Наполеон III со слишком большой для его приземистой фигуры головой и мрачным взглядом был отнюдь не красавцем, но ни женщины, ни даже мужчины не могли устоять перед шармом этого сына прекрасной Гортензии и внука сердцеедки Жозефины. Принц, который вырос в Германии, побывавшей под пятой армии Наполеона I, все время держался с ним настороже. Французский император был жизнелюбом и жуиром. Но для Альберта он в первую очередь был узурпатором. Единственной чертой, объединявшей их, был едва заметный немецкий акцент, который у императора остался от детства, проведенного на Констанцком озере. В остальном же трудно было представить себе более непохожих друг на друга людей. Но Наполеон III, решительно настроенный завоевать симпатии принца, внимательно слушал его рассуждения. После отъезда Альберта он написал Виктории письмо, заставившее ее растаять от счастья. Он писал в нем о «совершенном во всех отношениях принце» и «человеке, обладающем исключительными достоинствами и глубочайшими познаниями». Королева раз двадцать перечитывала эти строки. Ведь в Англии ее горячо любимого мужа постоянно поливали грязью! Ну почему один лишь француз способен оценить его по заслугам?! На всю жизнь она останется верным другом Наполеону III, его супруге Евгении и их сыну.

■ ■ ■ ■ ■

■ Поставленная задача 1
Определите, соответствуют ли отрывку о Наполеоне III утверждения (а), (б) и (в): (а) немецкий акцент появился у императора в детстве, проведенном на Констанцком озере; (б) королева много раз перечитывала письмо императора; (в) Наполеон III был красив собой. Для каждого утверждения ответьте «да» или «нет» и приведите решающие слова отрывка в точной цитате.
Текст и записи — отдельные материалы, никак не связанные между собой.

Фрагмент набора данных

■ ■ ■ ■ ■

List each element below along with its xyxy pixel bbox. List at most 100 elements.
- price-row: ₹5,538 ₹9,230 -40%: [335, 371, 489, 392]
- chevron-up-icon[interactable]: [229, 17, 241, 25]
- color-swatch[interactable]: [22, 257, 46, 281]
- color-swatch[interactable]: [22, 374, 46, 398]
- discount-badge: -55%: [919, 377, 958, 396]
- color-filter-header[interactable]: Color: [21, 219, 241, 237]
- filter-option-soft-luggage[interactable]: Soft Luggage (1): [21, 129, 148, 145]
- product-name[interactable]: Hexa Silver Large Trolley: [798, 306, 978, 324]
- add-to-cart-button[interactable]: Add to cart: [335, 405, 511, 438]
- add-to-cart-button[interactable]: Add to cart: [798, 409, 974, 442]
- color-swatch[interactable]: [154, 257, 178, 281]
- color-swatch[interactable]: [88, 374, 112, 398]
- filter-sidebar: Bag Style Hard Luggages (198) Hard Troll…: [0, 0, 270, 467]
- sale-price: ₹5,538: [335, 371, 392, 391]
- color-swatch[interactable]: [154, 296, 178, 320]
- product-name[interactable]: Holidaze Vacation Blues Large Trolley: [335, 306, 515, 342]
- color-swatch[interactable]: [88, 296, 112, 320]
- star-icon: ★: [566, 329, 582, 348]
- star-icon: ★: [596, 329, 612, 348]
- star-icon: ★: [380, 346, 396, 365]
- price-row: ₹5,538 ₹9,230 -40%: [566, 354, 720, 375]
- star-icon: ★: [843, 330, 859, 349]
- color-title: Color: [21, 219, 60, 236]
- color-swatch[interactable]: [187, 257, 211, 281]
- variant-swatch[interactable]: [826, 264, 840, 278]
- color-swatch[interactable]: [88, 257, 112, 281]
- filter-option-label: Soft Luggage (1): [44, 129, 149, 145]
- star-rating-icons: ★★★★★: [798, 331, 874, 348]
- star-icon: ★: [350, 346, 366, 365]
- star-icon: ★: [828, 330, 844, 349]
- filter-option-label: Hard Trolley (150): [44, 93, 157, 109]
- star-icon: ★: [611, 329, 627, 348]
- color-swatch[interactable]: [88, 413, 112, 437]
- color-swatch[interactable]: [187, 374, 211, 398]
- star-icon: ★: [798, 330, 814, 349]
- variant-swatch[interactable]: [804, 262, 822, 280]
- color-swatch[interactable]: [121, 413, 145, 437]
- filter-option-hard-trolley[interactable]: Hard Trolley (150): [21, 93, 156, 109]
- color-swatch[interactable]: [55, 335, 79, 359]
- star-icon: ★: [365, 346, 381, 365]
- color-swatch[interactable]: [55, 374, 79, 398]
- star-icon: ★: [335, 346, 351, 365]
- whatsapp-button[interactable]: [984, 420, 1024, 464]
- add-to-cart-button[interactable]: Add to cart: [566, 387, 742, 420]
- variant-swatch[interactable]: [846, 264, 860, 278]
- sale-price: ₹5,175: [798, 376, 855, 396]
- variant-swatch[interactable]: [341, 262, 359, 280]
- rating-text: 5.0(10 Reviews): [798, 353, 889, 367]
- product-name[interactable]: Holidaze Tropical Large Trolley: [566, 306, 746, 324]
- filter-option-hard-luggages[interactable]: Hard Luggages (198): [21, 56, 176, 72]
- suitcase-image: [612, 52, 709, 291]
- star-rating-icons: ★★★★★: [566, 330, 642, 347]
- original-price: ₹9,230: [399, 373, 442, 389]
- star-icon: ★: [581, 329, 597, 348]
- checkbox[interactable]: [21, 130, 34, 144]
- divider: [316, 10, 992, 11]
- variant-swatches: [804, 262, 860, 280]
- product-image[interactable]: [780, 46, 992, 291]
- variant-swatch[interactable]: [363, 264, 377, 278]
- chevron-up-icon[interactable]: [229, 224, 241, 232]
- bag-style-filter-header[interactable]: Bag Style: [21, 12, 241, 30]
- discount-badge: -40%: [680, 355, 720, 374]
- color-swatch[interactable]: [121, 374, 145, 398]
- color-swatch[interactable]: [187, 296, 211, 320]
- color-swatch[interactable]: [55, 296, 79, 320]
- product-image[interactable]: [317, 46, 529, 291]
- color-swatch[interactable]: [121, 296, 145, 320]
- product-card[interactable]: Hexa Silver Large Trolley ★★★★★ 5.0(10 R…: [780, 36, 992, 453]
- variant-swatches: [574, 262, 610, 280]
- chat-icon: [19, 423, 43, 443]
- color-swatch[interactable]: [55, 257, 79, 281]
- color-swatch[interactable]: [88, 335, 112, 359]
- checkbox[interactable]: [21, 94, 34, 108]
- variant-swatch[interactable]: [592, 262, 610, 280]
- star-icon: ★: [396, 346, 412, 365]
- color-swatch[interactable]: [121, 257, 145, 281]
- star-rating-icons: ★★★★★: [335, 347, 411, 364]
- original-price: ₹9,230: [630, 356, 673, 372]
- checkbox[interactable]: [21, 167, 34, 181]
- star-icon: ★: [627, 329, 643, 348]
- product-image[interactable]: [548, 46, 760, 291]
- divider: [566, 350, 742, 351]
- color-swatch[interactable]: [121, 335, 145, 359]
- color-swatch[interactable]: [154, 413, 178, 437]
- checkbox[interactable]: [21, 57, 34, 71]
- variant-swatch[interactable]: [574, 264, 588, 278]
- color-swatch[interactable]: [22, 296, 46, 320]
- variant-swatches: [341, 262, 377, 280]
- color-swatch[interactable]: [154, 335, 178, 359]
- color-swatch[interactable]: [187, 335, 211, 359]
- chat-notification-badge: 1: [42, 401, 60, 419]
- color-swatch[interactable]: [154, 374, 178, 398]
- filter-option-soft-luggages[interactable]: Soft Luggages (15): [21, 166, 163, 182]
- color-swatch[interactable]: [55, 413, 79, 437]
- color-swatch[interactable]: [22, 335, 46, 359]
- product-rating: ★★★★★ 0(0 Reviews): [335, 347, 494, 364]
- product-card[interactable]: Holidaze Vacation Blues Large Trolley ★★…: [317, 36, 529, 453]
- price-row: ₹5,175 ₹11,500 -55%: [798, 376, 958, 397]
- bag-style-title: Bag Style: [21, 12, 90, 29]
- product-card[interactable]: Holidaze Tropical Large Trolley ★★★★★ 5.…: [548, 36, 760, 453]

■ ■ ■ ■ ■

■ Поставленная задача 2
Соберите все строки записей, где встречается слово «Reviews», с учетом регистра.

■ Ожидаемый ответ 1
(а) Да: «едва заметный немецкий акцент, который у императора остался от детства, проведенного на Констанцком озере».
(б) Да: «Королева раз двадцать перечитывала эти строки».
(в) Нет: «был отнюдь не красавцем».

■ Ожидаемый ответ 2
- rating-text: 5.0(10 Reviews): [798, 353, 889, 367]
- product-rating: ★★★★★ 0(0 Reviews): [335, 347, 494, 364]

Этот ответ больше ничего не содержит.